_Work to be completed_
Can you turn every line of the items below into a numbered list, skipping blank lines and leaving out the pictures?

[Entries drawn from a collection]

★ ★ ★ ★ ★ ★ ★

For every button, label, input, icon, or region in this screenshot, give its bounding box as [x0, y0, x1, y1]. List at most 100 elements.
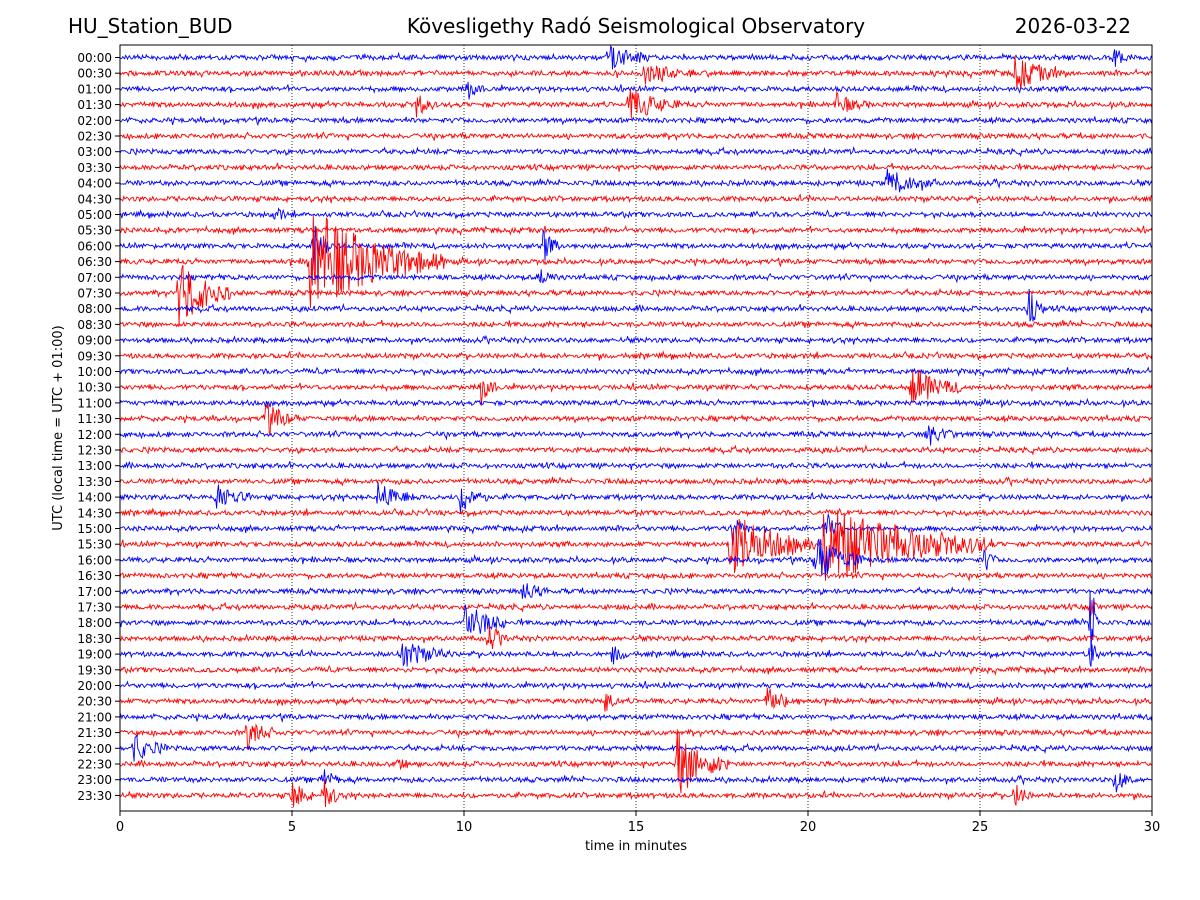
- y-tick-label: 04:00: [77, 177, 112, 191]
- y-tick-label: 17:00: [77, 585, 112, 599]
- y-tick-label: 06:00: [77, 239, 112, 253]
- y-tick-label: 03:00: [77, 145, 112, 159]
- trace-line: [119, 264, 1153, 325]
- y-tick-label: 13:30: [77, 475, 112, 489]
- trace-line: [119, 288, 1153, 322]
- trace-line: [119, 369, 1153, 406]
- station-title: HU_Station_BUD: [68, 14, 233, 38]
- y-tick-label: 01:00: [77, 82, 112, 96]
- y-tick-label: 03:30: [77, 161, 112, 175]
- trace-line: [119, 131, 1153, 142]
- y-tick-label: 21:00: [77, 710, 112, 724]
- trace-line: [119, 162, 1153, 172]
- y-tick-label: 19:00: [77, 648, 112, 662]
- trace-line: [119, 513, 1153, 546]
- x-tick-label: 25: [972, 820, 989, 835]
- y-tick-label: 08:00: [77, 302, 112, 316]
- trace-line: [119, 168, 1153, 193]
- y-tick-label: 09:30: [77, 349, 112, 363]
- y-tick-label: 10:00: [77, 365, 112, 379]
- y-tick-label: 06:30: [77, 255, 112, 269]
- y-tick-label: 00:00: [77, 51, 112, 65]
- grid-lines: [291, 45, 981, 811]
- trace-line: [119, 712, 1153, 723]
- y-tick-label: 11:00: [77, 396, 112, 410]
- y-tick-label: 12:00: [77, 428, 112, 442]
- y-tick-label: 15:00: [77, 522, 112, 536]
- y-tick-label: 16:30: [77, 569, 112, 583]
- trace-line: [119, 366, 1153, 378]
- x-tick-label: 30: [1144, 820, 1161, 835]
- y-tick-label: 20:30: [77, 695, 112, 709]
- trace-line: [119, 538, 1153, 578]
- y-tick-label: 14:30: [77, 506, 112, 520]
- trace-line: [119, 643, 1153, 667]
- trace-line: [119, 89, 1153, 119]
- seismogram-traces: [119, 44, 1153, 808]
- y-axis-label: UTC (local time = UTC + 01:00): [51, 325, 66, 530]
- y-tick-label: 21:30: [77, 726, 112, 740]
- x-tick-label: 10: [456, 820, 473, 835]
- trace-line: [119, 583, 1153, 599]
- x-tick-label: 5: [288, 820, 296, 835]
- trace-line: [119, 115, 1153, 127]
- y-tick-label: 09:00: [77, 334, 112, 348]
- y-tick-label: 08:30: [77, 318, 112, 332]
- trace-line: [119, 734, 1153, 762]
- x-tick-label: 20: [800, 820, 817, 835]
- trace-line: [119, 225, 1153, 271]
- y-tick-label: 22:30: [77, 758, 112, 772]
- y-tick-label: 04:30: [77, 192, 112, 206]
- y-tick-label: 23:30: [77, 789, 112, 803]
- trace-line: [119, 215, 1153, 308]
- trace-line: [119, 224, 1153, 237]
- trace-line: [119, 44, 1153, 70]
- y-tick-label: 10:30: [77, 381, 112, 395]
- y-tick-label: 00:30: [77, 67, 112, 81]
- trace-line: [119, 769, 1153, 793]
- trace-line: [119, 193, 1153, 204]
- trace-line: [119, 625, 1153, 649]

★ ★ ★ ★ ★ ★ ★

_Solution to this exercise_
1. For every button, label, input, icon, or region in this screenshot, give its bounding box as [x0, y0, x1, y1]. List at most 100 elements.
2. - y-tick-label: 04:00: [77, 177, 112, 191]
3. - y-tick-label: 17:00: [77, 585, 112, 599]
4. - y-tick-label: 06:00: [77, 239, 112, 253]
5. - y-tick-label: 03:00: [77, 145, 112, 159]
6. - trace-line: [119, 264, 1153, 325]
7. - y-tick-label: 13:30: [77, 475, 112, 489]
8. - trace-line: [119, 288, 1153, 322]
9. - trace-line: [119, 369, 1153, 406]
10. - station-title: HU_Station_BUD: [68, 14, 233, 38]
11. - y-tick-label: 01:00: [77, 82, 112, 96]
12. - y-tick-label: 03:30: [77, 161, 112, 175]
13. - trace-line: [119, 131, 1153, 142]
14. - y-tick-label: 21:00: [77, 710, 112, 724]
15. - trace-line: [119, 162, 1153, 172]
16. - y-tick-label: 19:00: [77, 648, 112, 662]
17. - trace-line: [119, 513, 1153, 546]
18. - x-tick-label: 25: [972, 820, 989, 835]
19. - y-tick-label: 08:00: [77, 302, 112, 316]
20. - trace-line: [119, 168, 1153, 193]
21. - y-tick-label: 09:30: [77, 349, 112, 363]
22. - y-tick-label: 10:00: [77, 365, 112, 379]
23. - y-tick-label: 06:30: [77, 255, 112, 269]
24. - y-tick-label: 00:00: [77, 51, 112, 65]
25. - grid-lines: [291, 45, 981, 811]
26. - trace-line: [119, 712, 1153, 723]
27. - y-tick-label: 11:00: [77, 396, 112, 410]
28. - y-tick-label: 12:00: [77, 428, 112, 442]
29. - y-tick-label: 15:00: [77, 522, 112, 536]
30. - y-tick-label: 16:30: [77, 569, 112, 583]
31. - trace-line: [119, 366, 1153, 378]
32. - x-tick-label: 30: [1144, 820, 1161, 835]
33. - y-tick-label: 20:30: [77, 695, 112, 709]
34. - trace-line: [119, 538, 1153, 578]
35. - y-tick-label: 14:30: [77, 506, 112, 520]
36. - trace-line: [119, 643, 1153, 667]
37. - trace-line: [119, 89, 1153, 119]
38. - seismogram-traces: [119, 44, 1153, 808]
39. - y-axis-label: UTC (local time = UTC + 01:00): [51, 325, 66, 530]
40. - y-tick-label: 21:30: [77, 726, 112, 740]
41. - x-tick-label: 10: [456, 820, 473, 835]
42. - trace-line: [119, 583, 1153, 599]
43. - x-tick-label: 5: [288, 820, 296, 835]
44. - trace-line: [119, 115, 1153, 127]
45. - y-tick-label: 09:00: [77, 334, 112, 348]
46. - y-tick-label: 08:30: [77, 318, 112, 332]
47. - trace-line: [119, 734, 1153, 762]
48. - x-tick-label: 20: [800, 820, 817, 835]
49. - trace-line: [119, 225, 1153, 271]
50. - y-tick-label: 22:30: [77, 758, 112, 772]
51. - y-tick-label: 04:30: [77, 192, 112, 206]
52. - y-tick-label: 23:30: [77, 789, 112, 803]
53. - trace-line: [119, 215, 1153, 308]
54. - trace-line: [119, 224, 1153, 237]
55. - trace-line: [119, 44, 1153, 70]
56. - y-tick-label: 10:30: [77, 381, 112, 395]
57. - y-tick-label: 00:30: [77, 67, 112, 81]
58. - trace-line: [119, 769, 1153, 793]
59. - trace-line: [119, 193, 1153, 204]
60. - trace-line: [119, 625, 1153, 649]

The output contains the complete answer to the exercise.